Copy out the data exactly, leaving the pictures behind.

---+---

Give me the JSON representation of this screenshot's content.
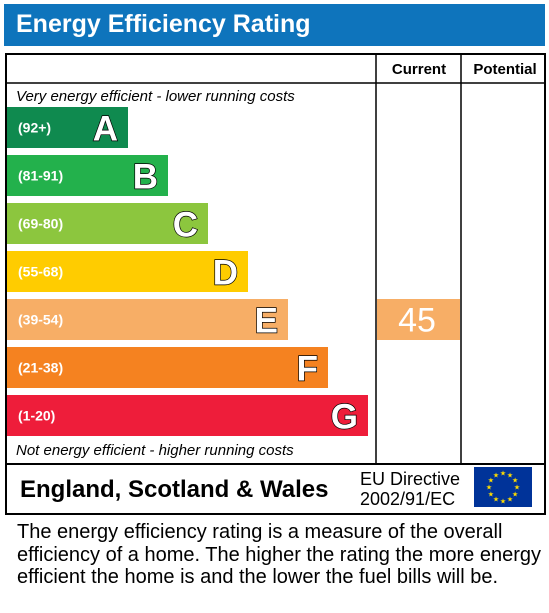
{
  "header": {
    "title": "Energy Efficiency Rating"
  },
  "chart_data": {
    "type": "bar",
    "title": "Energy Efficiency Rating",
    "columns": [
      "Current",
      "Potential"
    ],
    "top_caption": "Very energy efficient - lower running costs",
    "bottom_caption": "Not energy efficient - higher running costs",
    "bands": [
      {
        "range": "(92+)",
        "letter": "A",
        "color": "#0f8a4f"
      },
      {
        "range": "(81-91)",
        "letter": "B",
        "color": "#23b14c"
      },
      {
        "range": "(69-80)",
        "letter": "C",
        "color": "#8cc63e"
      },
      {
        "range": "(55-68)",
        "letter": "D",
        "color": "#ffcc00"
      },
      {
        "range": "(39-54)",
        "letter": "E",
        "color": "#f7ae66"
      },
      {
        "range": "(21-38)",
        "letter": "F",
        "color": "#f58220"
      },
      {
        "range": "(1-20)",
        "letter": "G",
        "color": "#ee1d3a"
      }
    ],
    "current": {
      "value": 45,
      "band": "E",
      "color": "#f7ae66"
    },
    "potential": null
  },
  "footer": {
    "region": "England, Scotland & Wales",
    "directive_line1": "EU Directive",
    "directive_line2": "2002/91/EC",
    "flag_color": "#003399",
    "star_color": "#ffdd00"
  },
  "description": "The energy efficiency rating is a measure of the overall efficiency of a home. The higher the rating the more energy efficient the home is and the lower the fuel bills will be."
}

---+---

• **Solved exercise**:
Give me the JSON representation of this screenshot's content.
{
  "header": {
    "title": "Energy Efficiency Rating"
  },
  "chart_data": {
    "type": "bar",
    "title": "Energy Efficiency Rating",
    "columns": [
      "Current",
      "Potential"
    ],
    "top_caption": "Very energy efficient - lower running costs",
    "bottom_caption": "Not energy efficient - higher running costs",
    "bands": [
      {
        "range": "(92+)",
        "letter": "A",
        "color": "#0f8a4f"
      },
      {
        "range": "(81-91)",
        "letter": "B",
        "color": "#23b14c"
      },
      {
        "range": "(69-80)",
        "letter": "C",
        "color": "#8cc63e"
      },
      {
        "range": "(55-68)",
        "letter": "D",
        "color": "#ffcc00"
      },
      {
        "range": "(39-54)",
        "letter": "E",
        "color": "#f7ae66"
      },
      {
        "range": "(21-38)",
        "letter": "F",
        "color": "#f58220"
      },
      {
        "range": "(1-20)",
        "letter": "G",
        "color": "#ee1d3a"
      }
    ],
    "current": {
      "value": 45,
      "band": "E",
      "color": "#f7ae66"
    },
    "potential": null
  },
  "footer": {
    "region": "England, Scotland & Wales",
    "directive_line1": "EU Directive",
    "directive_line2": "2002/91/EC",
    "flag_color": "#003399",
    "star_color": "#ffdd00"
  },
  "description": "The energy efficiency rating is a measure of the overall efficiency of a home. The higher the rating the more energy efficient the home is and the lower the fuel bills will be."
}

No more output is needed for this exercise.